Data excerpts:
=-=-=
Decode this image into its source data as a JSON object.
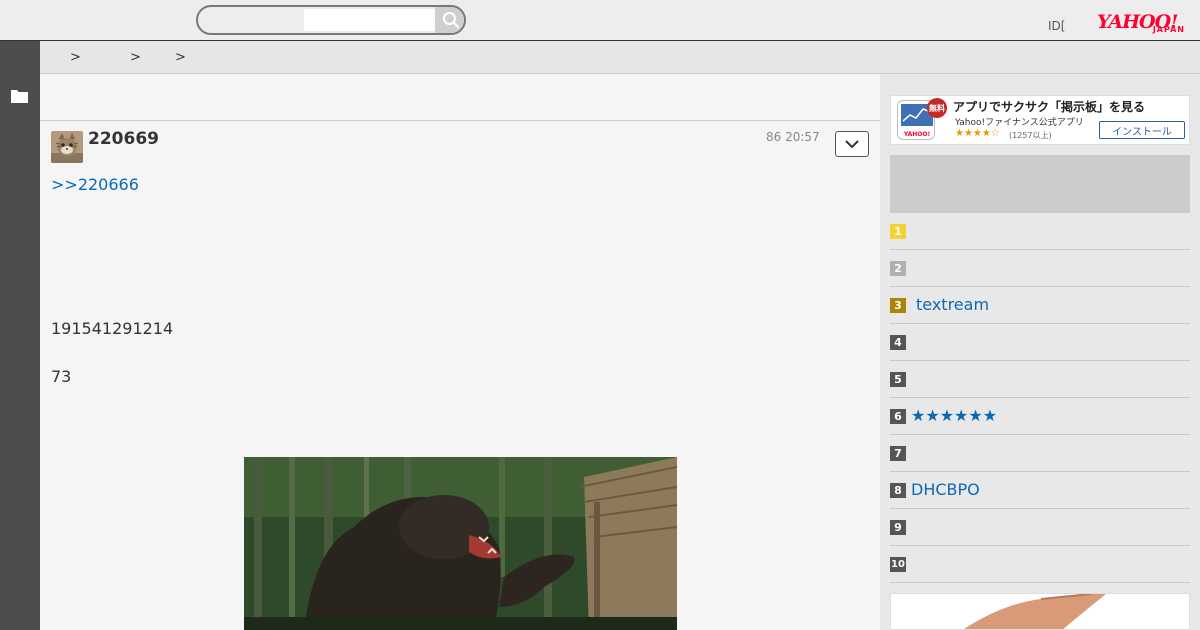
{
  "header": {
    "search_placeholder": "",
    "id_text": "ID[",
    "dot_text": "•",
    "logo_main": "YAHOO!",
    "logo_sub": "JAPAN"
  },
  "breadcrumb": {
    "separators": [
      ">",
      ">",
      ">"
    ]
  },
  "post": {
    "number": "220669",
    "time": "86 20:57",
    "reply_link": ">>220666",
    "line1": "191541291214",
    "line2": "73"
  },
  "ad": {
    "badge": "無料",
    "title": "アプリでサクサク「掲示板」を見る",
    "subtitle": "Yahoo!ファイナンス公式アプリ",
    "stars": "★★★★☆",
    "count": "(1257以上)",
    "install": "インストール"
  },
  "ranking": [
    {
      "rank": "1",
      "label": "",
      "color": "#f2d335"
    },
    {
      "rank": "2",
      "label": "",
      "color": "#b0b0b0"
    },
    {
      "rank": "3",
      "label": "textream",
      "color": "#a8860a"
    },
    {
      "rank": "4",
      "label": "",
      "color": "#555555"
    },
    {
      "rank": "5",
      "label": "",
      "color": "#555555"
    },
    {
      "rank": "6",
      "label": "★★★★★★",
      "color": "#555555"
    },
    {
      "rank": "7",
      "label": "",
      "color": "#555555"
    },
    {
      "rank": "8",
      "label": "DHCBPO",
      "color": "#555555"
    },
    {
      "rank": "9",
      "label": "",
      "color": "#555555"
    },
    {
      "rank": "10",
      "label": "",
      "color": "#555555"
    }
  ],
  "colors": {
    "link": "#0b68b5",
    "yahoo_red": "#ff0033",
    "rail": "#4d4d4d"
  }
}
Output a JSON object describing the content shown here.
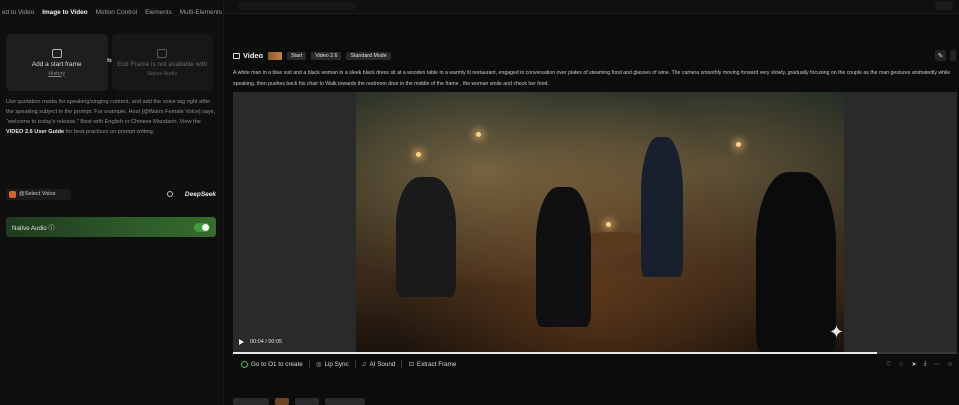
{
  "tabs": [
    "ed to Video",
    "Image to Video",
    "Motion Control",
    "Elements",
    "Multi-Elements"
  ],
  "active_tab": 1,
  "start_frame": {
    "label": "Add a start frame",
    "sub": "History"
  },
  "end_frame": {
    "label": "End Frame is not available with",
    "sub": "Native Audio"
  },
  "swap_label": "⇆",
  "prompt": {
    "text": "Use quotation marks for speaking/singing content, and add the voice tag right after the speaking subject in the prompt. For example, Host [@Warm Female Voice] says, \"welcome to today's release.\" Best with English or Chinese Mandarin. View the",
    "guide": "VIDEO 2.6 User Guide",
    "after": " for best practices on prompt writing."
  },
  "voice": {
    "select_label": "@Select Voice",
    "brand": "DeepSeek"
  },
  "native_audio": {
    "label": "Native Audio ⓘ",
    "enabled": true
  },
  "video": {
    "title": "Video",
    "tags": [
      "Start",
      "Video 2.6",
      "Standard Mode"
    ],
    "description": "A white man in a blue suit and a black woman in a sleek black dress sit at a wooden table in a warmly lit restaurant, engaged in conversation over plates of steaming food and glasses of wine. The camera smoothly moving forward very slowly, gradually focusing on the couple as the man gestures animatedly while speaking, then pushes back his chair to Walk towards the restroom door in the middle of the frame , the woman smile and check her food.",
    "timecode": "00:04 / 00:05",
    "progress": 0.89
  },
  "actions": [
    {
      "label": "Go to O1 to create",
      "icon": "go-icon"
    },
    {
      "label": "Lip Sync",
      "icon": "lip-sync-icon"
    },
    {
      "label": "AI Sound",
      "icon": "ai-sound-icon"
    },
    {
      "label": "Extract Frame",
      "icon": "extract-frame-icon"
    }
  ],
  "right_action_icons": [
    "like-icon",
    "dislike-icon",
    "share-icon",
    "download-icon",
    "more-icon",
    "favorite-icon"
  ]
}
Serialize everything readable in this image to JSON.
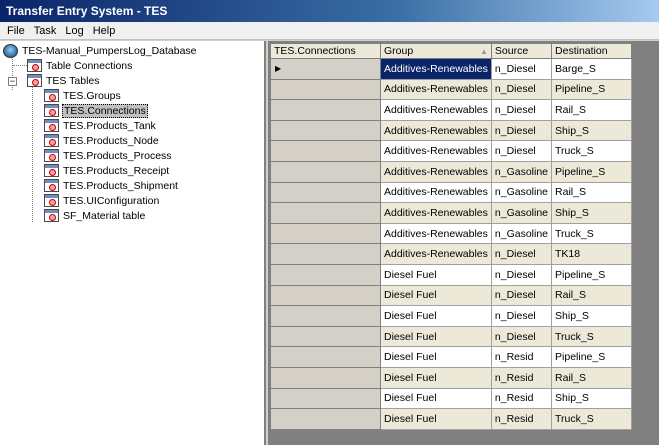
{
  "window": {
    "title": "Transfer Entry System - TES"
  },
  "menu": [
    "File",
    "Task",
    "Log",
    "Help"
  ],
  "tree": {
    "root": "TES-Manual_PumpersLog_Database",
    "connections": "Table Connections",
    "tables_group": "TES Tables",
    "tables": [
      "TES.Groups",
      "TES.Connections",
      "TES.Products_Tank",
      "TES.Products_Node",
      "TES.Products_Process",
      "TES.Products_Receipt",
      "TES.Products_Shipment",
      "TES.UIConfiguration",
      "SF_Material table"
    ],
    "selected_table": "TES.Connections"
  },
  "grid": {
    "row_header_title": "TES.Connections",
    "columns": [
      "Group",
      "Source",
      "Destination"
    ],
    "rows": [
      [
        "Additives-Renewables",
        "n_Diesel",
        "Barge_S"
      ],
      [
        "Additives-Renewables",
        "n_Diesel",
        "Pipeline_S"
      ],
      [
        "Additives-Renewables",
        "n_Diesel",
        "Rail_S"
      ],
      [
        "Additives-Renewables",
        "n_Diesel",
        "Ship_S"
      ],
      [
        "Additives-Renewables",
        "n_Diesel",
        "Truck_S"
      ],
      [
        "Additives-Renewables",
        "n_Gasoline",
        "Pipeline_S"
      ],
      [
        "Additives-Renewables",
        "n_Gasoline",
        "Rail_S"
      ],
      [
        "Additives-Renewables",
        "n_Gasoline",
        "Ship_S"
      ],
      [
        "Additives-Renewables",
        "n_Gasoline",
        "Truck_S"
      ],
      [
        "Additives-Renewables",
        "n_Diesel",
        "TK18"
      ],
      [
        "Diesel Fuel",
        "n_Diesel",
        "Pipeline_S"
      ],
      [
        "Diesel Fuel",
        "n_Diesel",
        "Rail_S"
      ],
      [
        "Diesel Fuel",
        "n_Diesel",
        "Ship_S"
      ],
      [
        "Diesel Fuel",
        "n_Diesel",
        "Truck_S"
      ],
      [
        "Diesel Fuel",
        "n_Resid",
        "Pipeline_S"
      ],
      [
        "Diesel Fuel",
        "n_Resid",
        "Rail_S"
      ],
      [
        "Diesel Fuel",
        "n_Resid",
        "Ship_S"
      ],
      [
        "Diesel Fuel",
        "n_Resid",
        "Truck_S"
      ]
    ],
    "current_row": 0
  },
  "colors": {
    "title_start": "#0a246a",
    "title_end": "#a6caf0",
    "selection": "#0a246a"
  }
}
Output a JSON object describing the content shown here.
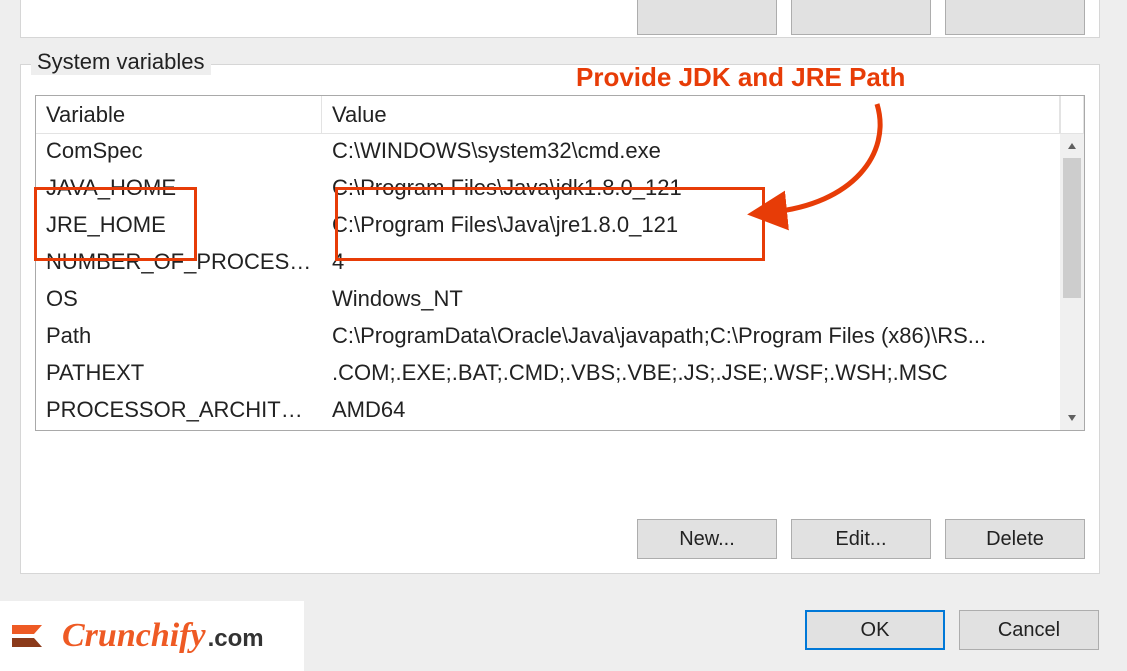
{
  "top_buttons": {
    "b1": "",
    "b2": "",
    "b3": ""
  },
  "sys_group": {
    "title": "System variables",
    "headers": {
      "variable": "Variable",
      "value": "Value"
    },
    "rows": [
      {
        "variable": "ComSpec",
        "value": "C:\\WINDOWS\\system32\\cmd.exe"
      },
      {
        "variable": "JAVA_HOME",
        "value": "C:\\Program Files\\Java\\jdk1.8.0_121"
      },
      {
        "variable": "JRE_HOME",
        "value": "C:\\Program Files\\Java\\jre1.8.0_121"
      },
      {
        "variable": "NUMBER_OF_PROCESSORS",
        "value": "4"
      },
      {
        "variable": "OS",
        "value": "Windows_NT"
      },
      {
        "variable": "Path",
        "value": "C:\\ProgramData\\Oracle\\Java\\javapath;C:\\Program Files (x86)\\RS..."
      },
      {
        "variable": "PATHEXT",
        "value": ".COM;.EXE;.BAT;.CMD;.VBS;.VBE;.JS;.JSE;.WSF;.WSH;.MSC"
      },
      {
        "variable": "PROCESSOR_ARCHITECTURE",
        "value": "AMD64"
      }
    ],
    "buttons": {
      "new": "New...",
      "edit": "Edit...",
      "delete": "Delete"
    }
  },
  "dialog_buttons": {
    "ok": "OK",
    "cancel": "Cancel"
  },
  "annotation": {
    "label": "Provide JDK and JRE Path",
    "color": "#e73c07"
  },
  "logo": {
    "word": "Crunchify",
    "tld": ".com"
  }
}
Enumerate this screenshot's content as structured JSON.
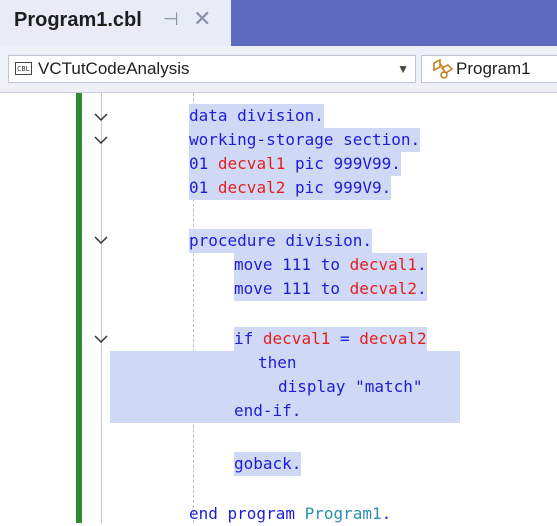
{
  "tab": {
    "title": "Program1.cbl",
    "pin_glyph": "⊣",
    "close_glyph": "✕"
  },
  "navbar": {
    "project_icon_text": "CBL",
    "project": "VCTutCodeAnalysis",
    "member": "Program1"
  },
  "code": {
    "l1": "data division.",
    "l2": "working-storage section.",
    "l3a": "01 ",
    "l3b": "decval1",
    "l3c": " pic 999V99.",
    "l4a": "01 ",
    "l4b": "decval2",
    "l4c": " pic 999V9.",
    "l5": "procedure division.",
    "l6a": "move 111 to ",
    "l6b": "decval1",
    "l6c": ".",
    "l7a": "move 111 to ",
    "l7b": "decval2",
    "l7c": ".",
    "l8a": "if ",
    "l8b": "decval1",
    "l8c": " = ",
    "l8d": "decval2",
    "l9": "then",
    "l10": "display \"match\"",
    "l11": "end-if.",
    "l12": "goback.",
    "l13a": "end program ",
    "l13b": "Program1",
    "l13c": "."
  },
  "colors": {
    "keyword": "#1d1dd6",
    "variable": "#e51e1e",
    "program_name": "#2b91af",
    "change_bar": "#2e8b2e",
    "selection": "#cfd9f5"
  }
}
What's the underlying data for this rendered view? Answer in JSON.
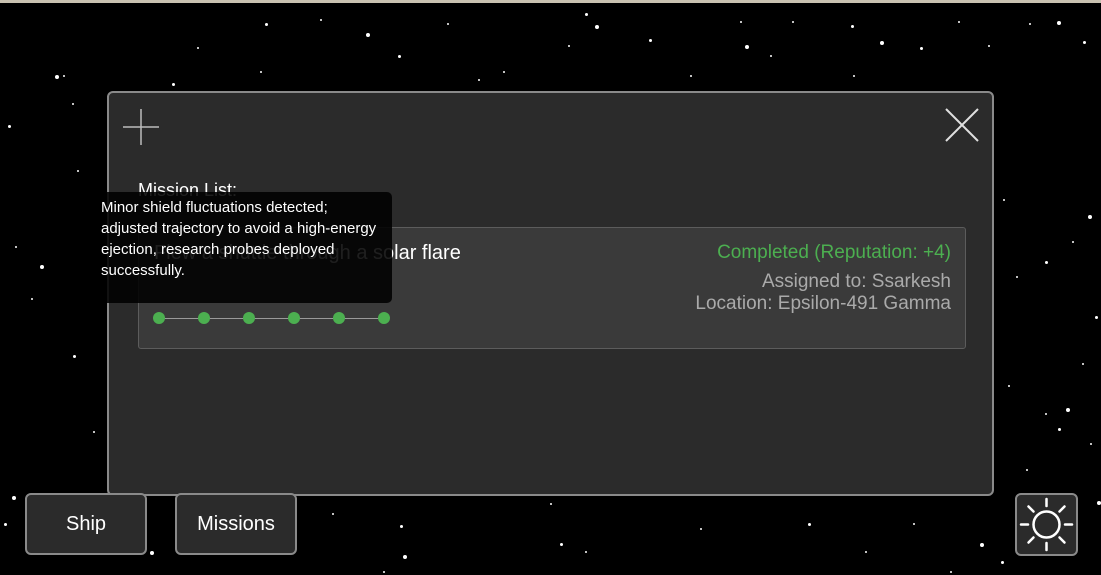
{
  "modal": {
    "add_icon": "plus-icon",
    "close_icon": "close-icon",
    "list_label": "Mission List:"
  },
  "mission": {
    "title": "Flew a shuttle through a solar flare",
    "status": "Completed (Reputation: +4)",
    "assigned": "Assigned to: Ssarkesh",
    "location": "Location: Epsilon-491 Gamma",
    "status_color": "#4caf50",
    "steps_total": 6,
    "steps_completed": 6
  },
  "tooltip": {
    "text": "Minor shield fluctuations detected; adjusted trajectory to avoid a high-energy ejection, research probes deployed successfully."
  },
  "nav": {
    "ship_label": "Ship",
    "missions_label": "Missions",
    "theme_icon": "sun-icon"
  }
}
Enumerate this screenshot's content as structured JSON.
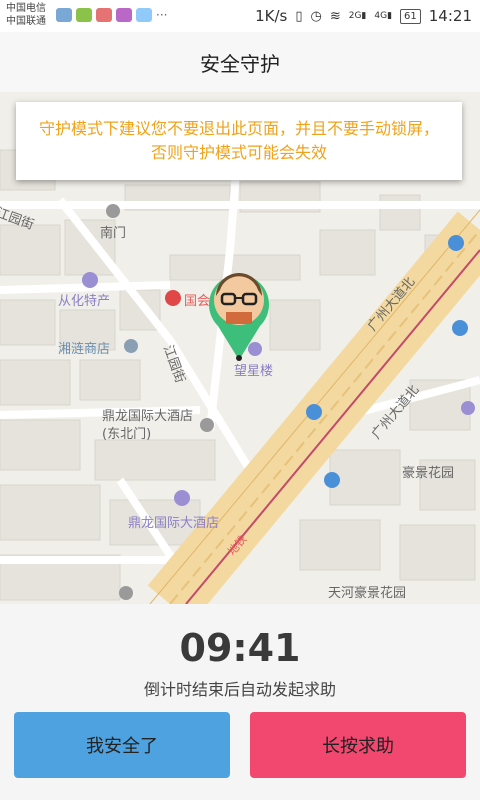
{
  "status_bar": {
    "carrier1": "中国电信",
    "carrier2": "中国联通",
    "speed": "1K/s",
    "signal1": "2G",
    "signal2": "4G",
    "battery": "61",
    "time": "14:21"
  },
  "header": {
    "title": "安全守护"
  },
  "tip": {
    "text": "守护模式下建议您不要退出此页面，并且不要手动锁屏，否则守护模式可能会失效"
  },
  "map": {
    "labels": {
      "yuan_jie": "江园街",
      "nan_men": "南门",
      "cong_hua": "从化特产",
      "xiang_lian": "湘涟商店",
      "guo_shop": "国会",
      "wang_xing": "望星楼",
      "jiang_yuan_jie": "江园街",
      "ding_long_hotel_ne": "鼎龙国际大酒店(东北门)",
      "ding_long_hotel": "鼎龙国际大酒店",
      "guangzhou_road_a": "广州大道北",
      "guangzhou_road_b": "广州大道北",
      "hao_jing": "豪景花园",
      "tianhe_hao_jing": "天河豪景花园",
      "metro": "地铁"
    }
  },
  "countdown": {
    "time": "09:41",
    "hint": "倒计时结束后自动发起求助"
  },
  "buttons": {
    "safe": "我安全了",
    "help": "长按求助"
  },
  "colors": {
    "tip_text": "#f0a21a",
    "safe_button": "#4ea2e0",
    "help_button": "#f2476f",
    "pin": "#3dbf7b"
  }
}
=-=-=
> [Instructions for the task]
Which lines of the data above contain "Files"? Copy each one.

> [Solution for this task]
        "value": "C:\\Program Files\\Java\\jdk1.8.0_121"
        "value": "C:\\Program Files\\Java\\jre1.8.0_121"
        "value": "C:\\ProgramData\\Oracle\\Java\\javapath;C:\\Program Files (x86)\\RS..."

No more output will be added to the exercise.